Stored dataset items
+ + + + + + +

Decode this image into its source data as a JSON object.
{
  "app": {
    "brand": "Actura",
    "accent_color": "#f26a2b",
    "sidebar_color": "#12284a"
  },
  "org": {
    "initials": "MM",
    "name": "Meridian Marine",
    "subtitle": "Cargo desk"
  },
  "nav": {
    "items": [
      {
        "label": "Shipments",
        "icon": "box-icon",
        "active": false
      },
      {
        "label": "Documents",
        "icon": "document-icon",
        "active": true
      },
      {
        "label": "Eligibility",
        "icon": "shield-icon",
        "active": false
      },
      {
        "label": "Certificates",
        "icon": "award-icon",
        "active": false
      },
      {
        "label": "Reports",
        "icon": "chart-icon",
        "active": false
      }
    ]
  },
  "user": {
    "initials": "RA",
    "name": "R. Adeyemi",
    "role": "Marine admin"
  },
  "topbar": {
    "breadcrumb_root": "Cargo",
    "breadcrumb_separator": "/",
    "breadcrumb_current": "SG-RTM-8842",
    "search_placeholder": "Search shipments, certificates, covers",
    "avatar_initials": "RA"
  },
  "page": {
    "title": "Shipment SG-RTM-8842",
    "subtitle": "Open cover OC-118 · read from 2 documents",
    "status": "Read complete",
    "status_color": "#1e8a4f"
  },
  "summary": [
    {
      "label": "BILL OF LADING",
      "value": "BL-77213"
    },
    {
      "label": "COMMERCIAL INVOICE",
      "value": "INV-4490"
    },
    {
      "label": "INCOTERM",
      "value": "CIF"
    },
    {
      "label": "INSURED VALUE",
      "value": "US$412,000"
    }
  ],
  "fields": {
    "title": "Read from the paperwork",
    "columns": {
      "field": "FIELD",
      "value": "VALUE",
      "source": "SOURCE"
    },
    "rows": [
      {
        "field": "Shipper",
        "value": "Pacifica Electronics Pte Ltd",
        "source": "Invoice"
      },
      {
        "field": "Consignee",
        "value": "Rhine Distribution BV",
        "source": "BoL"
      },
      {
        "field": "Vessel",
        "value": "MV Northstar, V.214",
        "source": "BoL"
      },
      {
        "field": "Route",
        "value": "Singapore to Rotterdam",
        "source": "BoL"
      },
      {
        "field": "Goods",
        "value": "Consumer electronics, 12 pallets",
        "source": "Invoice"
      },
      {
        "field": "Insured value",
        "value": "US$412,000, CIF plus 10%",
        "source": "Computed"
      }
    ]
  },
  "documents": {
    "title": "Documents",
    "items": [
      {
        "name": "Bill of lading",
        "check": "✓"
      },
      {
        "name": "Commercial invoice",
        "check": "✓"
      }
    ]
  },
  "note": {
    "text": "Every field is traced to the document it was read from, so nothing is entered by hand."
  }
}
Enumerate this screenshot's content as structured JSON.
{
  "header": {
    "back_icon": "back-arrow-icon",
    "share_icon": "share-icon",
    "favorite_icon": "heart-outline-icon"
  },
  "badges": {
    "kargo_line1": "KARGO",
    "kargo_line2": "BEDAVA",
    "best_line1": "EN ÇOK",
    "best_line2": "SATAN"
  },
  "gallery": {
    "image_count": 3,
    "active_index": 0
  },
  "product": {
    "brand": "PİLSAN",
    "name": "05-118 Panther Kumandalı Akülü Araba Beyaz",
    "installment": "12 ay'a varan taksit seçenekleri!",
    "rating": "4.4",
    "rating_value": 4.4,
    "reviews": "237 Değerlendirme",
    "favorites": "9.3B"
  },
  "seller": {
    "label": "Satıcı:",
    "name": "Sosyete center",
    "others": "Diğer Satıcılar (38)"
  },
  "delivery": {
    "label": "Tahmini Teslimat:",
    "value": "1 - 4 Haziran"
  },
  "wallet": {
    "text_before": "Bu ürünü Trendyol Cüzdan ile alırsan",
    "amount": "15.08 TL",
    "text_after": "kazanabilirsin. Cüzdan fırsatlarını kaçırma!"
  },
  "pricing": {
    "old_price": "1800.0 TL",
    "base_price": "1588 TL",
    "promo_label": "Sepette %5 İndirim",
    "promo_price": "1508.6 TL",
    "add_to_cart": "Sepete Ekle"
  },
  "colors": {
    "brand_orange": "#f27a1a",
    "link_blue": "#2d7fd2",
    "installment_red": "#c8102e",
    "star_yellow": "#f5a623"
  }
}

+ + + + + + +

Write out the material exactly as given.

### Response to the task
Decode this image into its source data as a JSON object.
{
  "app": {
    "brand": "Actura",
    "accent_color": "#f26a2b",
    "sidebar_color": "#12284a"
  },
  "org": {
    "initials": "MM",
    "name": "Meridian Marine",
    "subtitle": "Cargo desk"
  },
  "nav": {
    "items": [
      {
        "label": "Shipments",
        "icon": "box-icon",
        "active": false
      },
      {
        "label": "Documents",
        "icon": "document-icon",
        "active": true
      },
      {
        "label": "Eligibility",
        "icon": "shield-icon",
        "active": false
      },
      {
        "label": "Certificates",
        "icon": "award-icon",
        "active": false
      },
      {
        "label": "Reports",
        "icon": "chart-icon",
        "active": false
      }
    ]
  },
  "user": {
    "initials": "RA",
    "name": "R. Adeyemi",
    "role": "Marine admin"
  },
  "topbar": {
    "breadcrumb_root": "Cargo",
    "breadcrumb_separator": "/",
    "breadcrumb_current": "SG-RTM-8842",
    "search_placeholder": "Search shipments, certificates, covers",
    "avatar_initials": "RA"
  },
  "page": {
    "title": "Shipment SG-RTM-8842",
    "subtitle": "Open cover OC-118 · read from 2 documents",
    "status": "Read complete",
    "status_color": "#1e8a4f"
  },
  "summary": [
    {
      "label": "BILL OF LADING",
      "value": "BL-77213"
    },
    {
      "label": "COMMERCIAL INVOICE",
      "value": "INV-4490"
    },
    {
      "label": "INCOTERM",
      "value": "CIF"
    },
    {
      "label": "INSURED VALUE",
      "value": "US$412,000"
    }
  ],
  "fields": {
    "title": "Read from the paperwork",
    "columns": {
      "field": "FIELD",
      "value": "VALUE",
      "source": "SOURCE"
    },
    "rows": [
      {
        "field": "Shipper",
        "value": "Pacifica Electronics Pte Ltd",
        "source": "Invoice"
      },
      {
        "field": "Consignee",
        "value": "Rhine Distribution BV",
        "source": "BoL"
      },
      {
        "field": "Vessel",
        "value": "MV Northstar, V.214",
        "source": "BoL"
      },
      {
        "field": "Route",
        "value": "Singapore to Rotterdam",
        "source": "BoL"
      },
      {
        "field": "Goods",
        "value": "Consumer electronics, 12 pallets",
        "source": "Invoice"
      },
      {
        "field": "Insured value",
        "value": "US$412,000, CIF plus 10%",
        "source": "Computed"
      }
    ]
  },
  "documents": {
    "title": "Documents",
    "items": [
      {
        "name": "Bill of lading",
        "check": "✓"
      },
      {
        "name": "Commercial invoice",
        "check": "✓"
      }
    ]
  },
  "note": {
    "text": "Every field is traced to the document it was read from, so nothing is entered by hand."
  }
}
Enumerate this screenshot's content as structured JSON.
{
  "header": {
    "back_icon": "back-arrow-icon",
    "share_icon": "share-icon",
    "favorite_icon": "heart-outline-icon"
  },
  "badges": {
    "kargo_line1": "KARGO",
    "kargo_line2": "BEDAVA",
    "best_line1": "EN ÇOK",
    "best_line2": "SATAN"
  },
  "gallery": {
    "image_count": 3,
    "active_index": 0
  },
  "product": {
    "brand": "PİLSAN",
    "name": "05-118 Panther Kumandalı Akülü Araba Beyaz",
    "installment": "12 ay'a varan taksit seçenekleri!",
    "rating": "4.4",
    "rating_value": 4.4,
    "reviews": "237 Değerlendirme",
    "favorites": "9.3B"
  },
  "seller": {
    "label": "Satıcı:",
    "name": "Sosyete center",
    "others": "Diğer Satıcılar (38)"
  },
  "delivery": {
    "label": "Tahmini Teslimat:",
    "value": "1 - 4 Haziran"
  },
  "wallet": {
    "text_before": "Bu ürünü Trendyol Cüzdan ile alırsan",
    "amount": "15.08 TL",
    "text_after": "kazanabilirsin. Cüzdan fırsatlarını kaçırma!"
  },
  "pricing": {
    "old_price": "1800.0 TL",
    "base_price": "1588 TL",
    "promo_label": "Sepette %5 İndirim",
    "promo_price": "1508.6 TL",
    "add_to_cart": "Sepete Ekle"
  },
  "colors": {
    "brand_orange": "#f27a1a",
    "link_blue": "#2d7fd2",
    "installment_red": "#c8102e",
    "star_yellow": "#f5a623"
  }
}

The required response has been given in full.